▶ [EXERCISE GOAL] Copy each line below that contains "anytime".

▶ [GIVEN RECORDS]
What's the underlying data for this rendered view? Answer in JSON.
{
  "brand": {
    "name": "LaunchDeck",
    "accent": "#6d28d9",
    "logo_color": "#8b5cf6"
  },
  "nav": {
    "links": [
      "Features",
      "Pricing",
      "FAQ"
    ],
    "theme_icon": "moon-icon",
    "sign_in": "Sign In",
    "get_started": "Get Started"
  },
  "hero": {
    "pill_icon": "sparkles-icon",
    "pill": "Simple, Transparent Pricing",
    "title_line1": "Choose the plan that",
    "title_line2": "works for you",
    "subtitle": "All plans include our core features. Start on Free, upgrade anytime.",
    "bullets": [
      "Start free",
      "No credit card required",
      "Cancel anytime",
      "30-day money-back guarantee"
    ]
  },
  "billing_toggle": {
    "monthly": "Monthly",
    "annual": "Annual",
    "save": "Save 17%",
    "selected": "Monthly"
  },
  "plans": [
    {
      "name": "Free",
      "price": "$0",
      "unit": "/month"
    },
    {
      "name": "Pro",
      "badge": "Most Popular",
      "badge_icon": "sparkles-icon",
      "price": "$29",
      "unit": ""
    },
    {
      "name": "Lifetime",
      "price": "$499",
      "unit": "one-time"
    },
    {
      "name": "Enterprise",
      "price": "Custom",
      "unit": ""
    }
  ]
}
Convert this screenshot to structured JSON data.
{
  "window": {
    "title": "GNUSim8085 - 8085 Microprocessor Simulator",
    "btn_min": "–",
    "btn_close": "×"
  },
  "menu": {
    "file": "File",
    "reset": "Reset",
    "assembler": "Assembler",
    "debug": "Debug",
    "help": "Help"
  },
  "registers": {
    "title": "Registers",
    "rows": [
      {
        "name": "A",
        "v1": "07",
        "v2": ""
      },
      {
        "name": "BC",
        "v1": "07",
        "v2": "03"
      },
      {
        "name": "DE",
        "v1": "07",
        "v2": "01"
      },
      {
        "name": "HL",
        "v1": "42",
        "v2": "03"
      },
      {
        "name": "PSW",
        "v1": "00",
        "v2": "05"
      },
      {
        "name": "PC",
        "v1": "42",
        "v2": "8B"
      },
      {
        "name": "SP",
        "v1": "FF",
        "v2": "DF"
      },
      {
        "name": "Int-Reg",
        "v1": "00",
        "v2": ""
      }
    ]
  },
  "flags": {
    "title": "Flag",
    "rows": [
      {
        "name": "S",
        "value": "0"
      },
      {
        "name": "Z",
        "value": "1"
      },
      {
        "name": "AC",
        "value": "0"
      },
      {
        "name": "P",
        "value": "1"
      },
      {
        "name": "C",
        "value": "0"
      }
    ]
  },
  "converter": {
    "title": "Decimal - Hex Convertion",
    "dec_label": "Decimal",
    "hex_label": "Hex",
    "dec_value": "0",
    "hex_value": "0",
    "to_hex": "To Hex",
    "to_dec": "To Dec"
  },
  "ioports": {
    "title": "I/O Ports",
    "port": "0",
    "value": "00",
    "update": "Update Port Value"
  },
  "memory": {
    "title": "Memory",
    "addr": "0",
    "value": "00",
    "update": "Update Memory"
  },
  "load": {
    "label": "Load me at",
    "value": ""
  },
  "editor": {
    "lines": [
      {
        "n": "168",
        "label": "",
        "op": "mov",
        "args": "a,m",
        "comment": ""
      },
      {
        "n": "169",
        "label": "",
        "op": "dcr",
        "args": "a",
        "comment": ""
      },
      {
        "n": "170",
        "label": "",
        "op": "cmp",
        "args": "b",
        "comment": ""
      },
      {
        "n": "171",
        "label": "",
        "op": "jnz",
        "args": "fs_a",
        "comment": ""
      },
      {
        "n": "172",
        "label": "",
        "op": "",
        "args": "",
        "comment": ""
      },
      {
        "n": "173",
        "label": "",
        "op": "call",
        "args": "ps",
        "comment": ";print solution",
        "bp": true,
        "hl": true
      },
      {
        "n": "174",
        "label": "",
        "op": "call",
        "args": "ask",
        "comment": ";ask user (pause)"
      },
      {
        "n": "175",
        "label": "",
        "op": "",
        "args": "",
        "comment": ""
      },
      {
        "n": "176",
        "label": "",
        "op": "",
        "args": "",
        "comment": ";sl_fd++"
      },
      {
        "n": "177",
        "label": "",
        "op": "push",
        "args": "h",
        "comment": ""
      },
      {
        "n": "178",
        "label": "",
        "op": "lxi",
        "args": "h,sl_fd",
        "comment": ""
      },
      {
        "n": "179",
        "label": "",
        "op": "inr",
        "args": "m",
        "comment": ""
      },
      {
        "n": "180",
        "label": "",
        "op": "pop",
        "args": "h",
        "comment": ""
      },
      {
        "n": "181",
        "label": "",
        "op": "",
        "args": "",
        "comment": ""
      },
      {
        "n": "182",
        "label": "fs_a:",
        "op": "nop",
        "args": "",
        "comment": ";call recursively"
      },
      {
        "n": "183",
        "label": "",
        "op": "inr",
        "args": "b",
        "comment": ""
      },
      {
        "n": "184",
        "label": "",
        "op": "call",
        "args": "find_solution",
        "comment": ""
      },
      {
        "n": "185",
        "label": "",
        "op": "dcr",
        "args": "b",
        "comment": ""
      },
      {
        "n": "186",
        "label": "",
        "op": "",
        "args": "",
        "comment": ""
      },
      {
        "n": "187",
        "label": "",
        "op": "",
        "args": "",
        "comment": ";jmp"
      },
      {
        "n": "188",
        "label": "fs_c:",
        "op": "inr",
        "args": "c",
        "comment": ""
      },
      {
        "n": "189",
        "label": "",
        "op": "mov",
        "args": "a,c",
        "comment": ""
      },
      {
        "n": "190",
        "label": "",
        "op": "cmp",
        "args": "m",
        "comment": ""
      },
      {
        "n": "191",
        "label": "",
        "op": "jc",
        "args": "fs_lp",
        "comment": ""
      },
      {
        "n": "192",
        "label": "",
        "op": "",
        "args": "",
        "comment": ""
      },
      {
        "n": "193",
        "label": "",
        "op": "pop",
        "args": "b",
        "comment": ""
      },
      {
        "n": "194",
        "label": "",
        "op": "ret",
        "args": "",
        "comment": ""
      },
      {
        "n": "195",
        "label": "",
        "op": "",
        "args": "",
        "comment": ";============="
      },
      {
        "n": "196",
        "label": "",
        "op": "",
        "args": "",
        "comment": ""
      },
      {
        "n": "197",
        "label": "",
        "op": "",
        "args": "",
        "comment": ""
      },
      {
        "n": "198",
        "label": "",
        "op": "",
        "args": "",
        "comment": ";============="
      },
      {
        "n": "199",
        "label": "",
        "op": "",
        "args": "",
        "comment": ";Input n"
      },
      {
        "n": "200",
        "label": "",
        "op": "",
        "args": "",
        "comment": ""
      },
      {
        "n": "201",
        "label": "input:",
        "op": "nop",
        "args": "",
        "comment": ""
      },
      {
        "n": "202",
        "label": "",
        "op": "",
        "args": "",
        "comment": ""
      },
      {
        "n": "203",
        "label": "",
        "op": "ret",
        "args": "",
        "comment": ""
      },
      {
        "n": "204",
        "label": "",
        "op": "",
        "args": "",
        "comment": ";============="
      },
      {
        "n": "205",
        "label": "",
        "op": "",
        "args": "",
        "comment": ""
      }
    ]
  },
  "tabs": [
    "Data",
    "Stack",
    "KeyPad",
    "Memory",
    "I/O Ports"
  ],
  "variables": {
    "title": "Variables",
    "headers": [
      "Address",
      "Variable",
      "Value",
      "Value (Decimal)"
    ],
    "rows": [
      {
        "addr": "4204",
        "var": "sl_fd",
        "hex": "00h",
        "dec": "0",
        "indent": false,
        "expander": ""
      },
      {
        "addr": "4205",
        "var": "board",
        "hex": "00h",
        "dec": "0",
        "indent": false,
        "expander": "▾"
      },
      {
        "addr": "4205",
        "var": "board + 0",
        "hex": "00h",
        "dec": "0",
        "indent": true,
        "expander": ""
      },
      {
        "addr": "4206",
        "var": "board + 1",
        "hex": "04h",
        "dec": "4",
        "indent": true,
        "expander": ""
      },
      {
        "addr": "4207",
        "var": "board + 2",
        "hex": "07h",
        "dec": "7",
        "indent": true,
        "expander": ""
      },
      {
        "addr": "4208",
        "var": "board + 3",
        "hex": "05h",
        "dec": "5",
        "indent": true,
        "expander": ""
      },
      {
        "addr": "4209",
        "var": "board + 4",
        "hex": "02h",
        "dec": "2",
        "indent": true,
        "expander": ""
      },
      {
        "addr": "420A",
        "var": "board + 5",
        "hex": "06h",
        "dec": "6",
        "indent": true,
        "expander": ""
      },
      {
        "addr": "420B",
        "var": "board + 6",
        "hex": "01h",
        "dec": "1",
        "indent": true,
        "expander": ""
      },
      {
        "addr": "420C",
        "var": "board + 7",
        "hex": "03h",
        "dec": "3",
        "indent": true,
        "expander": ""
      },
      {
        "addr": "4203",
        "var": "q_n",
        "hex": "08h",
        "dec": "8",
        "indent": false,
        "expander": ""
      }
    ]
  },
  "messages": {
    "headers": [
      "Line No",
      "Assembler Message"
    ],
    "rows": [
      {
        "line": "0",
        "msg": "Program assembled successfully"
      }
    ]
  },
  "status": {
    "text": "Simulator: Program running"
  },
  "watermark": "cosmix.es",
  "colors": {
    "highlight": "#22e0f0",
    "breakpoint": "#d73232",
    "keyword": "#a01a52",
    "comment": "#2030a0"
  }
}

▶ [EXERCISE RESPONSE]
    "subtitle": "All plans include our core features. Start on Free, upgrade anytime.",
      "Cancel anytime",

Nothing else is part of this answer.